*TASK TO COMPLETE*: Find each line in the following listing that has the string "Catalogue", then state the count and nothing else.

*RECORDS SUPPLIED*:

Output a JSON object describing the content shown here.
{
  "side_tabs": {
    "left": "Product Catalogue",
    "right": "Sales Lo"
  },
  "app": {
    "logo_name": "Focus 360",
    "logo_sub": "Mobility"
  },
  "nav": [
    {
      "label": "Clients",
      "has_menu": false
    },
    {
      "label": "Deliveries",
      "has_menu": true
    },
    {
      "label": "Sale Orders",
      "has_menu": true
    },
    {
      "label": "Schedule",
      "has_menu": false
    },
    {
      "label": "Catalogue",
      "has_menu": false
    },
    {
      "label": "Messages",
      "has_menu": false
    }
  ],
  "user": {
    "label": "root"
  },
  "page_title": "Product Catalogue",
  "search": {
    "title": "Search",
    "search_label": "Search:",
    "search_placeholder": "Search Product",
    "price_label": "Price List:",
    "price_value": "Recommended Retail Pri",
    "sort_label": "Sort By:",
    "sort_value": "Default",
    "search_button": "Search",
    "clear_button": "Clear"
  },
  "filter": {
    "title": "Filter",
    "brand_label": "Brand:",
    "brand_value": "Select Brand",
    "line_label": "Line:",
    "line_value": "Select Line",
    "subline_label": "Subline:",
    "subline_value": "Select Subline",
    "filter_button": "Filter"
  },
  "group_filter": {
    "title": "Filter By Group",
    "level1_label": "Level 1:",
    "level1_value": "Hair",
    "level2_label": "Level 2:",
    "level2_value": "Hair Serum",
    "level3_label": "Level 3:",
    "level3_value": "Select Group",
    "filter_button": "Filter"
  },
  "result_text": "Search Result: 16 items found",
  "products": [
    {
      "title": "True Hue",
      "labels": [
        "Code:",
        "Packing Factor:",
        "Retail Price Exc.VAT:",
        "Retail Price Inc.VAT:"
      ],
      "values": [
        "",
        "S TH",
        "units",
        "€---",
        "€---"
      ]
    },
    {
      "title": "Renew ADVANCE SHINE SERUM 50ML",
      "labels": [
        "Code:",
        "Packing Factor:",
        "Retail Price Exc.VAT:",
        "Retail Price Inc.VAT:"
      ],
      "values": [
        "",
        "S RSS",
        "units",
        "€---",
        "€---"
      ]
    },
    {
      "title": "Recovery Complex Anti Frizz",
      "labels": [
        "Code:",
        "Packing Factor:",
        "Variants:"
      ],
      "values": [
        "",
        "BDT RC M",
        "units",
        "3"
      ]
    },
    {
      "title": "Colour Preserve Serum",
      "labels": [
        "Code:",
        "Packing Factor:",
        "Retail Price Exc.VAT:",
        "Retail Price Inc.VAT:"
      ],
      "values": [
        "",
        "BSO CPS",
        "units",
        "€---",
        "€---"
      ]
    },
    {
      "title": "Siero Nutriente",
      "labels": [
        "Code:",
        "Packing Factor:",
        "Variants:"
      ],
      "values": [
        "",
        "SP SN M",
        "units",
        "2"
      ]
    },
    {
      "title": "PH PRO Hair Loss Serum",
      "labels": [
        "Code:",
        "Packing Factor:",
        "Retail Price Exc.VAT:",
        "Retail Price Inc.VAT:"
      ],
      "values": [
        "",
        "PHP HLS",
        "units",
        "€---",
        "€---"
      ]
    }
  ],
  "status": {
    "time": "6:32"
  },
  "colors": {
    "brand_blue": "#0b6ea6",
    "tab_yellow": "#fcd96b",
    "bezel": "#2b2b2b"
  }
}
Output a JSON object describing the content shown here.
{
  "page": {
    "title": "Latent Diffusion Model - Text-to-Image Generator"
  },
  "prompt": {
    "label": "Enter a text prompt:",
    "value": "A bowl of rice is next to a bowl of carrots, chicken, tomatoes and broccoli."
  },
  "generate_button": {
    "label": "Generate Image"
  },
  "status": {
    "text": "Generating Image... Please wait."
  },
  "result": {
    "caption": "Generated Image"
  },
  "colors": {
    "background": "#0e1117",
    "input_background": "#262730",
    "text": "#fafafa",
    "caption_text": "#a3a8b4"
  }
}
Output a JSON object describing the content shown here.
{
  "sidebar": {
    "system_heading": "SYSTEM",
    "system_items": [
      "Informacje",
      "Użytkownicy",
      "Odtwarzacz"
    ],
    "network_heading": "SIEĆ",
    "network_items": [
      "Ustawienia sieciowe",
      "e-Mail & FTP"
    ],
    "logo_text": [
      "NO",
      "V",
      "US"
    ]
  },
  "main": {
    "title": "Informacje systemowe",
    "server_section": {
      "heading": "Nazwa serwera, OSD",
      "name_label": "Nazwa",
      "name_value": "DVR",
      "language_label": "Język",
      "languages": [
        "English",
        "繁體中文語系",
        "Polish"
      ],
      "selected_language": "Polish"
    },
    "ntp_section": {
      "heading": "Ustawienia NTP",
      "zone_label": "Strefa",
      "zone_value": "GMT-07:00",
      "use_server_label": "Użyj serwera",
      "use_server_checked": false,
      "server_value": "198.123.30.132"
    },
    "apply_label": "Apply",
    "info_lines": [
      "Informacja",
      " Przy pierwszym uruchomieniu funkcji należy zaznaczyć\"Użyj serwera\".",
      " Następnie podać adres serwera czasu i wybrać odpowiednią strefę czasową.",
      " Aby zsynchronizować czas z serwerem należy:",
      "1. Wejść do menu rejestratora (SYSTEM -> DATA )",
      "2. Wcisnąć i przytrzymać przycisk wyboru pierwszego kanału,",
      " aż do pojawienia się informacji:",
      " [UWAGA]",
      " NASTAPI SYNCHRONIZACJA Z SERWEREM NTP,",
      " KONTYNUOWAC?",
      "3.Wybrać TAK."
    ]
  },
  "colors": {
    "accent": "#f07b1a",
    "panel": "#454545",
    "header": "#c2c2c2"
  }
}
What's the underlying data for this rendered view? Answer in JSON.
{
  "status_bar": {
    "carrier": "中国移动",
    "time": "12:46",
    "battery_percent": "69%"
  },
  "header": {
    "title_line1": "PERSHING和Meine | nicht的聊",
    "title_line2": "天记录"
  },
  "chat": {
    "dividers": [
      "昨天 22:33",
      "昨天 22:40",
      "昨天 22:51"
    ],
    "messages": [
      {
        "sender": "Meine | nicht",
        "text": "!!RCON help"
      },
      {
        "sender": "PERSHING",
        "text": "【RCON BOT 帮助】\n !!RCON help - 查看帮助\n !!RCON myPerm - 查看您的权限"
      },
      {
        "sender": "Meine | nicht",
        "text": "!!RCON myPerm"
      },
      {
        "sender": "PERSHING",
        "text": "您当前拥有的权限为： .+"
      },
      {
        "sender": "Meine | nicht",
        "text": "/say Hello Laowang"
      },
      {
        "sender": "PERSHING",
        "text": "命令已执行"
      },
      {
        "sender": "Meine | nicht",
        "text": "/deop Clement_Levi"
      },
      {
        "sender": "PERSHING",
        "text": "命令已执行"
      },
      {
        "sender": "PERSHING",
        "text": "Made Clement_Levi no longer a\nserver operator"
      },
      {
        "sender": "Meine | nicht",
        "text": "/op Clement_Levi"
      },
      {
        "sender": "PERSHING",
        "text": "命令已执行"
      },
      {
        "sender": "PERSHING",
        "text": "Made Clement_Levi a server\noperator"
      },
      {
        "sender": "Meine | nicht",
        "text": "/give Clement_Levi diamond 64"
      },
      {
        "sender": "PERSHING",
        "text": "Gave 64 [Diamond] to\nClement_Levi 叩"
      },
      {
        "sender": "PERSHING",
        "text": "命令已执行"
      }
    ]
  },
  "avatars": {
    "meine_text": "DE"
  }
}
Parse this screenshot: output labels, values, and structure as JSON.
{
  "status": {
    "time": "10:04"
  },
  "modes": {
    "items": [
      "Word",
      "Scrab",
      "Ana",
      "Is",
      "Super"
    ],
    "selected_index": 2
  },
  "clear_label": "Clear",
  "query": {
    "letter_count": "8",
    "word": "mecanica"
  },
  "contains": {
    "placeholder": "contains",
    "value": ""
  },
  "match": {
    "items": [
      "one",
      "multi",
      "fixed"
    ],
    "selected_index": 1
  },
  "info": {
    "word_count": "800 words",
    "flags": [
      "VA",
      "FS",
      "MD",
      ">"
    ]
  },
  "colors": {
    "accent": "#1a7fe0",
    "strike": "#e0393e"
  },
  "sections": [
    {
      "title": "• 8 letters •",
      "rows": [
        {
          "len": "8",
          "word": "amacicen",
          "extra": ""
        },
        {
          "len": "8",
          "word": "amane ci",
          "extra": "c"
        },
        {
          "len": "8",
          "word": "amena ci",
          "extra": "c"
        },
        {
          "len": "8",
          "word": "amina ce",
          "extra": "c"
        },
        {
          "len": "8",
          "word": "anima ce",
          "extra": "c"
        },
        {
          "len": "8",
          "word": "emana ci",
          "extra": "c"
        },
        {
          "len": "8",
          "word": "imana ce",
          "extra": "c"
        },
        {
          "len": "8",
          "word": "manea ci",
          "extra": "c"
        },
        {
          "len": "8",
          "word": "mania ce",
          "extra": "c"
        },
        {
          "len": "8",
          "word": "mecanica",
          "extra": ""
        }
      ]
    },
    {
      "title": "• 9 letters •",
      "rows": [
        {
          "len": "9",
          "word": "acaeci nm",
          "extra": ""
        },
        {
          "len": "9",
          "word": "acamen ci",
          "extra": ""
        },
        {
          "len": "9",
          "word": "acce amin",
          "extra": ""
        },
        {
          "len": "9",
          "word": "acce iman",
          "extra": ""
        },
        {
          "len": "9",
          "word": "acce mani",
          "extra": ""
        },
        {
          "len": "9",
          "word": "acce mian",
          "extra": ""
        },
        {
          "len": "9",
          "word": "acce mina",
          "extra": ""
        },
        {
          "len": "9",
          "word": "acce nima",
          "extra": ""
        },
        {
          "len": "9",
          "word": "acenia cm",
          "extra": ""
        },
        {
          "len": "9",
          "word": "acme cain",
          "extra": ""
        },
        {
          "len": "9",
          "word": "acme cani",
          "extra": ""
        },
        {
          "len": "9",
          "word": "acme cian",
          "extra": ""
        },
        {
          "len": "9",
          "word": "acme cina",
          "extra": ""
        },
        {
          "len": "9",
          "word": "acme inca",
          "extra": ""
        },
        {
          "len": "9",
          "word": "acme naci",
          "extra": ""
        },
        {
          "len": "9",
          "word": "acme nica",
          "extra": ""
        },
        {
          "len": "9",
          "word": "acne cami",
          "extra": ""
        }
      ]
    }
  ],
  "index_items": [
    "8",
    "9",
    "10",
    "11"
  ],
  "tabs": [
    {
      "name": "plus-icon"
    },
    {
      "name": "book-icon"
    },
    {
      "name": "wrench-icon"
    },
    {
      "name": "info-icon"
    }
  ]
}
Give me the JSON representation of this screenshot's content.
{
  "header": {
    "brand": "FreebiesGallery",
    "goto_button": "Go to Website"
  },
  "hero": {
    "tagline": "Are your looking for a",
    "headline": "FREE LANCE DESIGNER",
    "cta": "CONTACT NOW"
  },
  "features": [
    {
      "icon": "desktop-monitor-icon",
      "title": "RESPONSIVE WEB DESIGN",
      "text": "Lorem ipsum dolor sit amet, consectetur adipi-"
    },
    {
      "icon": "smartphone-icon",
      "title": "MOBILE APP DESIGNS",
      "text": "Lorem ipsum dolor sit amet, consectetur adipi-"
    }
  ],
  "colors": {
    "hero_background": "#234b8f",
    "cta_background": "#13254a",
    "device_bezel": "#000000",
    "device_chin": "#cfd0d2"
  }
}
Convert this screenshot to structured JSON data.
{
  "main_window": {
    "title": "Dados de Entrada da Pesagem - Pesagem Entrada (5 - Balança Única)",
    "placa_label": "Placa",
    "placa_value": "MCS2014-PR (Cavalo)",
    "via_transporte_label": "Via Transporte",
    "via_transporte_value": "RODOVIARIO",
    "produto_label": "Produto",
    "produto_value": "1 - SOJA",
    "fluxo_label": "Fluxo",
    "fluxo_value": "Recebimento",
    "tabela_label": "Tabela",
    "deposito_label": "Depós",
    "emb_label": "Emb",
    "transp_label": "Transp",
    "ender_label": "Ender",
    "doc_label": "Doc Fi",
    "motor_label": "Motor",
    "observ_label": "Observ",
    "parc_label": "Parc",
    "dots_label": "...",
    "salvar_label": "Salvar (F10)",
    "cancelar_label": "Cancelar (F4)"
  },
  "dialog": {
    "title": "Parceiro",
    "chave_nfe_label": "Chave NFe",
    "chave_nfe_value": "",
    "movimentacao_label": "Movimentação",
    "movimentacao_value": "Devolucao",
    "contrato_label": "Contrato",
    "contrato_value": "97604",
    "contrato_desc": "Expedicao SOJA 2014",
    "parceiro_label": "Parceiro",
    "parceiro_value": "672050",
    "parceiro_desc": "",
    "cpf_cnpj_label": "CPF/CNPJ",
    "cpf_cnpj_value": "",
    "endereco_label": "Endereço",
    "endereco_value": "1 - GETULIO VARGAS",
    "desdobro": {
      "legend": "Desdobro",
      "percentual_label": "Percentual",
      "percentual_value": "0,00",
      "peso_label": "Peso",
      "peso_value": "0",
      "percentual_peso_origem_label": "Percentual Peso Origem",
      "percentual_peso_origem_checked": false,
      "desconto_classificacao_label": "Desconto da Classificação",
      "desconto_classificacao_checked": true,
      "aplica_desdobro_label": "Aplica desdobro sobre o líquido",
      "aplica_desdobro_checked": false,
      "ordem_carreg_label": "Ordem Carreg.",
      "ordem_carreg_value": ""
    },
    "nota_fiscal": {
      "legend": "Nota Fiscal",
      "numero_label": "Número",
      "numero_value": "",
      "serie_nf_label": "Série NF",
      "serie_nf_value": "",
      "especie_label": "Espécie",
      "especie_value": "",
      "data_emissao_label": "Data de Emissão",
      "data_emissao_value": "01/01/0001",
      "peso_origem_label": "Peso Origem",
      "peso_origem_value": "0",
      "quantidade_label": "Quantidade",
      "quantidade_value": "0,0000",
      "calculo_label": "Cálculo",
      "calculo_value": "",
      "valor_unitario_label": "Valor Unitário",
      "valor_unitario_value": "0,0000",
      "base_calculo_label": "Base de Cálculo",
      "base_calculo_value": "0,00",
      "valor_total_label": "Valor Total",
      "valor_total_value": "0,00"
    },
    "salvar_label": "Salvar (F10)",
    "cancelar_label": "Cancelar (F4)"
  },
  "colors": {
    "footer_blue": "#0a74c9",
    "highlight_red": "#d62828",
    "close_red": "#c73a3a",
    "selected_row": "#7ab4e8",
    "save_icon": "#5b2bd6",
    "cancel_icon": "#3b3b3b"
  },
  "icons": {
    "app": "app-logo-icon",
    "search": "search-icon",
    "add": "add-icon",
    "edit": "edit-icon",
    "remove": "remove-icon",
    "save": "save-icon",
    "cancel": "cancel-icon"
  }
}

*RESPONSE TO THIS TASK*: 3